DESCRIPTION OF THE TASK -
Give back a single number, the count of lines containing the word "name".

DATA PROVIDED -

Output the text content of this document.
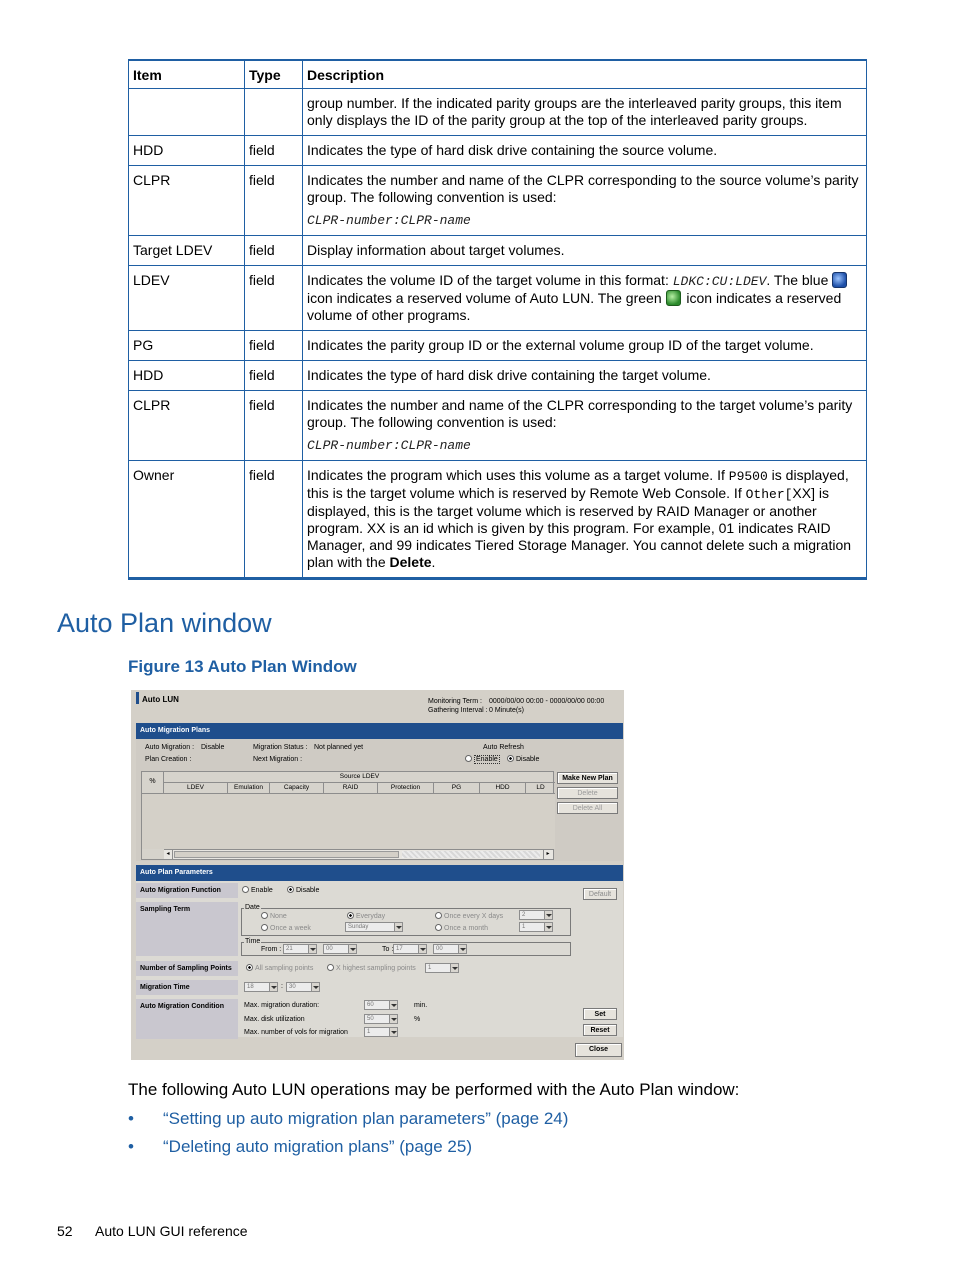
Item	Type	Description
		group number. If the indicated parity groups are the interleaved parity groups, this item only displays the ID of the parity group at the top of the interleaved parity groups.
HDD	field	Indicates the type of hard disk drive containing the source volume.
CLPR	field	Indicates the number and name of the CLPR corresponding to the source volume’s parity group. The following convention is used:
CLPR-number:CLPR-name

Target LDEV	field	Display information about target volumes.
LDEV	field	Indicates the volume ID of the target volume in this format: LDKC:CU:LDEV. The blue  icon indicates a reserved volume of Auto LUN. The green  icon indicates a reserved volume of other programs.
PG	field	Indicates the parity group ID or the external volume group ID of the target volume.
HDD	field	Indicates the type of hard disk drive containing the target volume.
CLPR	field	Indicates the number and name of the CLPR corresponding to the target volume’s parity group. The following convention is used:
CLPR-number:CLPR-name

Owner	field	Indicates the program which uses this volume as a target volume. If P9500 is displayed, this is the target volume which is reserved by Remote Web Console. If Other[XX] is displayed, this is the target volume which is reserved by RAID Manager or another program. XX is an id which is given by this program. For example, 01 indicates RAID Manager, and 99 indicates Tiered Storage Manager. You cannot delete such a migration plan with the Delete.
Auto Plan window
Figure 13 Auto Plan Window
Auto LUN	Monitoring Term : 0000/00/00 00:00 - 0000/00/00 00:00
Gathering Interval : 0 Minute(s)
Auto Migration Plans
Auto Migration : Disable	Migration Status : Not planned yet
Plan Creation :	Next Migration :
Auto Refresh
Enable	Disable
%
Source LDEV
LDEV	Emulation	Capacity	RAID	Protection	PG	HDD	LD
◂	▸
Make New Plan
Delete
Delete All
Auto Plan Parameters
Auto Migration Function	Enable	Disable
Default
Sampling Term	Date
None	Everyday	Once every X days	2
Once a week	Sunday	Once a month	1
Time
From : 21	00	To : 17	00
Number of Sampling Points	All sampling points	X highest sampling points	1
Migration Time	18	:	30
Auto Migration Condition	Max. migration duration:	60	min.
Max. disk utilization	50	%
Max. number of vols for migration	1
Set
Reset
Close
The following Auto LUN operations may be performed with the Auto Plan window:
• “Setting up auto migration plan parameters” (page 24)
• “Deleting auto migration plans” (page 25)
52 Auto LUN GUI reference
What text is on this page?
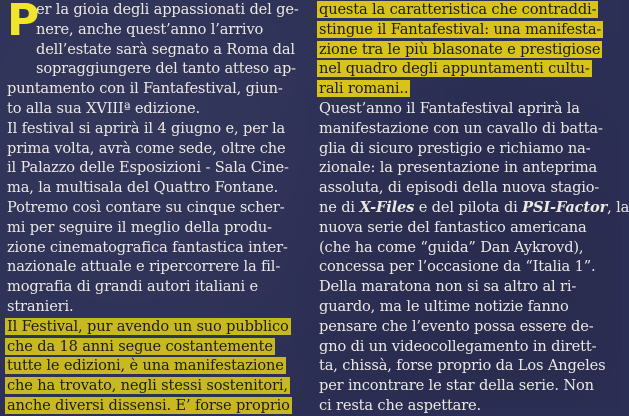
P
er la gioia degli appassionati del ge-
nere, anche quest’anno l’arrivo
dell’estate sarà segnato a Roma dal
sopraggiungere del tanto atteso ap-
puntamento con il Fantafestival, giun-
to alla sua XVIIIª edizione.
Il festival si aprirà il 4 giugno e, per la
prima volta, avrà come sede, oltre che
il Palazzo delle Esposizioni - Sala Cine-
ma, la multisala del Quattro Fontane.
Potremo così contare su cinque scher-
mi per seguire il meglio della produ-
zione cinematografica fantastica inter-
nazionale attuale e ripercorrere la fil-
mografia di grandi autori italiani e
stranieri.
Il Festival, pur avendo un suo pubblico
che da 18 anni segue costantemente
tutte le edizioni, è una manifestazione
che ha trovato, negli stessi sostenitori,
anche diversi dissensi. E’ forse proprio
questa la caratteristica che contraddi-
stingue il Fantafestival: una manifesta-
zione tra le più blasonate e prestigiose
nel quadro degli appuntamenti cultu-
rali romani..
Quest’anno il Fantafestival aprirà la
manifestazione con un cavallo di batta-
glia di sicuro prestigio e richiamo na-
zionale: la presentazione in anteprima
assoluta, di episodi della nuova stagio-
ne di X-Files e del pilota di PSI-Factor, la
nuova serie del fantastico americana
(che ha come “guida” Dan Aykrovd),
concessa per l’occasione da “Italia 1”.
Della maratona non si sa altro al ri-
guardo, ma le ultime notizie fanno
pensare che l’evento possa essere de-
gno di un videocollegamento in dirett-
ta, chissà, forse proprio da Los Angeles
per incontrare le star della serie. Non
ci resta che aspettare.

WRITTEN SOLUTION -
4